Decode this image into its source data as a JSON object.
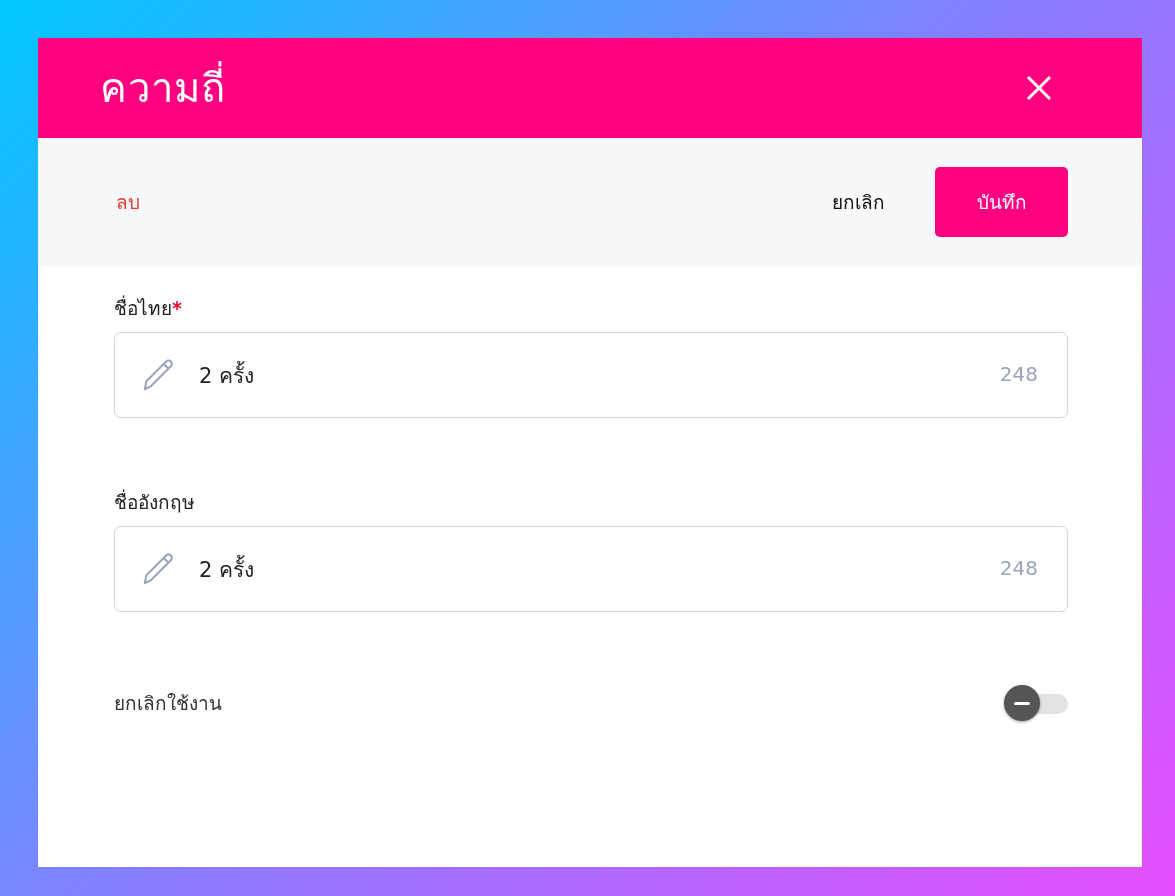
{
  "dialog": {
    "title": "ความถี่"
  },
  "toolbar": {
    "delete": "ลบ",
    "cancel": "ยกเลิก",
    "save": "บันทึก"
  },
  "fields": [
    {
      "label": "ชื่อไทย",
      "required_mark": "*",
      "value": "2 ครั้ง",
      "counter": "248"
    },
    {
      "label": "ชื่ออังกฤษ",
      "value": "2 ครั้ง",
      "counter": "248"
    }
  ],
  "toggle": {
    "label": "ยกเลิกใช้งาน",
    "on": false
  }
}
..............................
--- Task directions ---
Your job is to transcribe the entries above exactly; skip the pictures.

--- The response ---
Decode this image into its source data as a JSON object.
{
  "dialog": {
    "title": "ความถี่"
  },
  "toolbar": {
    "delete": "ลบ",
    "cancel": "ยกเลิก",
    "save": "บันทึก"
  },
  "fields": [
    {
      "label": "ชื่อไทย",
      "required_mark": "*",
      "value": "2 ครั้ง",
      "counter": "248"
    },
    {
      "label": "ชื่ออังกฤษ",
      "value": "2 ครั้ง",
      "counter": "248"
    }
  ],
  "toggle": {
    "label": "ยกเลิกใช้งาน",
    "on": false
  }
}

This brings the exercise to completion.